### [What needs to be done]
Return each line of the listing below, unchanged, and omit the images.

### [Figure record listings]
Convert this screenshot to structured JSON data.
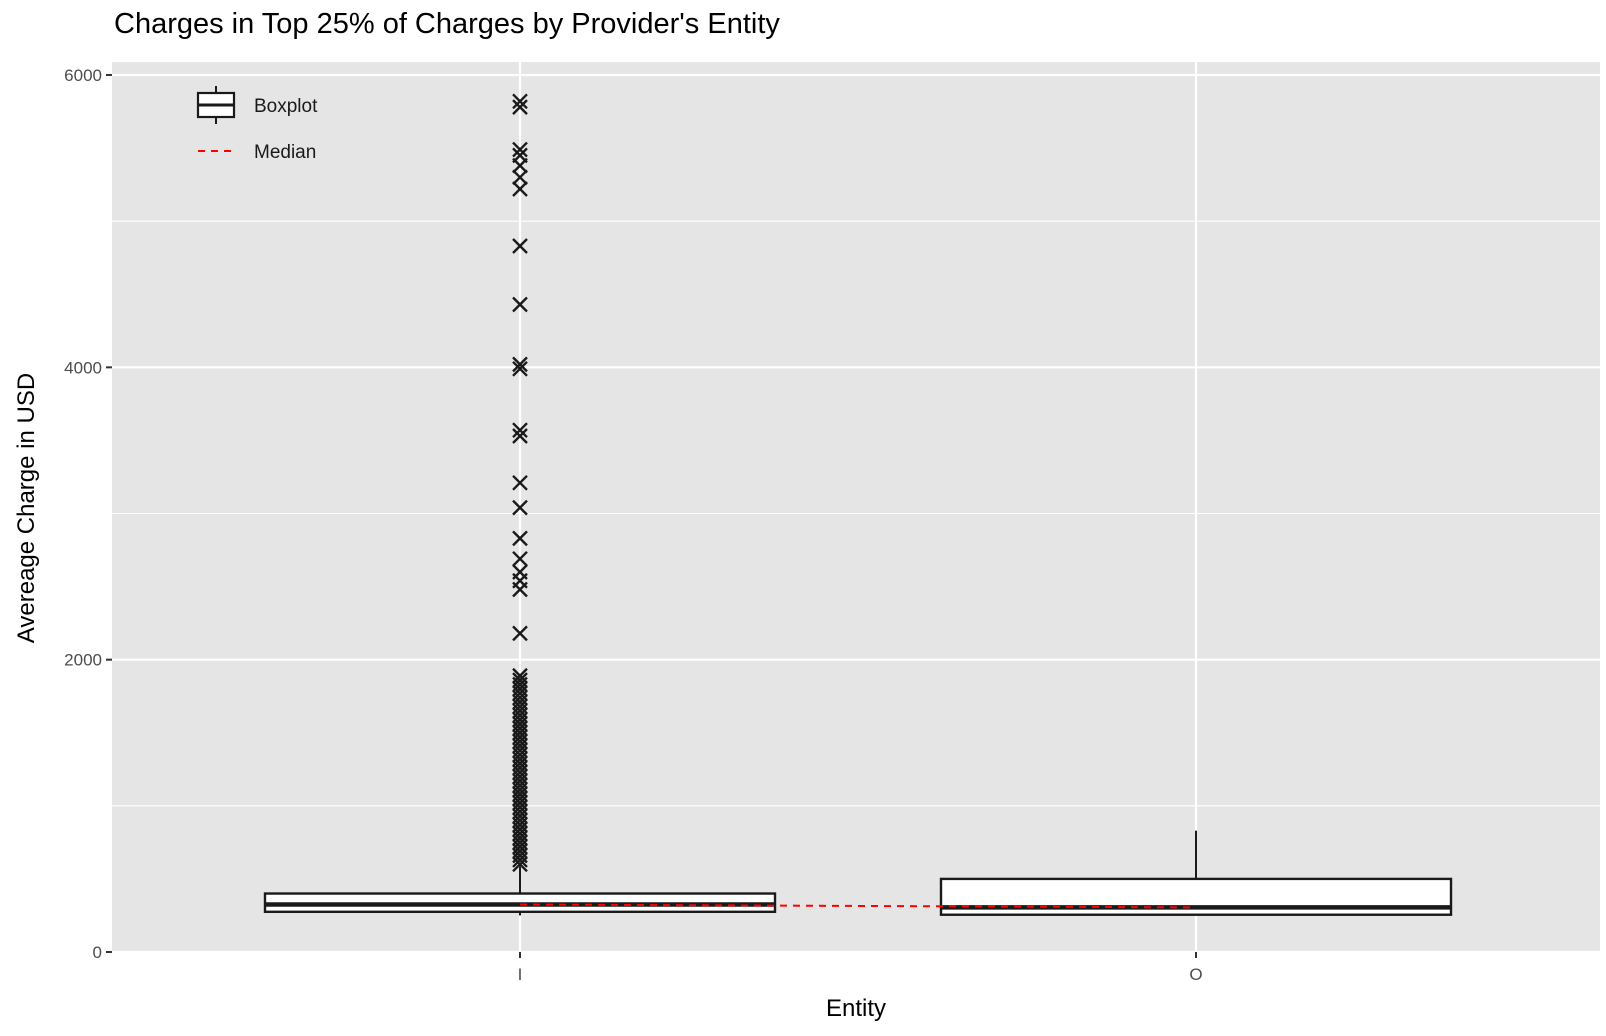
{
  "chart_data": {
    "type": "box",
    "title": "Charges in Top 25% of Charges by Provider's Entity",
    "xlabel": "Entity",
    "ylabel": "Avereage Charge in USD",
    "categories": [
      "I",
      "O"
    ],
    "ylim": [
      -100,
      6100
    ],
    "yticks": [
      0,
      2000,
      4000,
      6000
    ],
    "ytick_labels": [
      "0",
      "2000",
      "4000",
      "6000"
    ],
    "grid": true,
    "legend": {
      "position": "top-left",
      "entries": [
        {
          "label": "Boxplot",
          "kind": "box"
        },
        {
          "label": "Median",
          "kind": "dashed-line",
          "color": "#ff0000"
        }
      ]
    },
    "boxes": [
      {
        "category": "I",
        "q1": 275,
        "median": 325,
        "q3": 400,
        "whisker_low": 250,
        "whisker_high": 585
      },
      {
        "category": "O",
        "q1": 255,
        "median": 305,
        "q3": 500,
        "whisker_low": 250,
        "whisker_high": 830
      }
    ],
    "median_line": {
      "color": "#ff0000",
      "values": [
        325,
        305
      ]
    },
    "outliers": {
      "category": "I",
      "marker": "x",
      "values": [
        5820,
        5780,
        5490,
        5450,
        5380,
        5300,
        5220,
        4830,
        4430,
        4020,
        3990,
        3570,
        3530,
        3210,
        3040,
        2830,
        2690,
        2600,
        2540,
        2480,
        2180,
        1890,
        1860,
        1830,
        1800,
        1770,
        1740,
        1710,
        1680,
        1650,
        1620,
        1590,
        1560,
        1530,
        1500,
        1470,
        1440,
        1410,
        1380,
        1350,
        1320,
        1290,
        1260,
        1230,
        1200,
        1170,
        1140,
        1110,
        1080,
        1050,
        1020,
        990,
        960,
        930,
        900,
        870,
        840,
        810,
        780,
        750,
        720,
        690,
        660,
        630,
        600
      ]
    },
    "colors": {
      "panel": "#e5e5e5",
      "grid": "#ffffff",
      "box_fill": "#ffffff",
      "box_stroke": "#1a1a1a",
      "median_line": "#ff0000"
    }
  }
}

### [Complete answer]
Convert this screenshot to structured JSON data.
{
  "chart_data": {
    "type": "box",
    "title": "Charges in Top 25% of Charges by Provider's Entity",
    "xlabel": "Entity",
    "ylabel": "Avereage Charge in USD",
    "categories": [
      "I",
      "O"
    ],
    "ylim": [
      -100,
      6100
    ],
    "yticks": [
      0,
      2000,
      4000,
      6000
    ],
    "ytick_labels": [
      "0",
      "2000",
      "4000",
      "6000"
    ],
    "grid": true,
    "legend": {
      "position": "top-left",
      "entries": [
        {
          "label": "Boxplot",
          "kind": "box"
        },
        {
          "label": "Median",
          "kind": "dashed-line",
          "color": "#ff0000"
        }
      ]
    },
    "boxes": [
      {
        "category": "I",
        "q1": 275,
        "median": 325,
        "q3": 400,
        "whisker_low": 250,
        "whisker_high": 585
      },
      {
        "category": "O",
        "q1": 255,
        "median": 305,
        "q3": 500,
        "whisker_low": 250,
        "whisker_high": 830
      }
    ],
    "median_line": {
      "color": "#ff0000",
      "values": [
        325,
        305
      ]
    },
    "outliers": {
      "category": "I",
      "marker": "x",
      "values": [
        5820,
        5780,
        5490,
        5450,
        5380,
        5300,
        5220,
        4830,
        4430,
        4020,
        3990,
        3570,
        3530,
        3210,
        3040,
        2830,
        2690,
        2600,
        2540,
        2480,
        2180,
        1890,
        1860,
        1830,
        1800,
        1770,
        1740,
        1710,
        1680,
        1650,
        1620,
        1590,
        1560,
        1530,
        1500,
        1470,
        1440,
        1410,
        1380,
        1350,
        1320,
        1290,
        1260,
        1230,
        1200,
        1170,
        1140,
        1110,
        1080,
        1050,
        1020,
        990,
        960,
        930,
        900,
        870,
        840,
        810,
        780,
        750,
        720,
        690,
        660,
        630,
        600
      ]
    },
    "colors": {
      "panel": "#e5e5e5",
      "grid": "#ffffff",
      "box_fill": "#ffffff",
      "box_stroke": "#1a1a1a",
      "median_line": "#ff0000"
    }
  }
}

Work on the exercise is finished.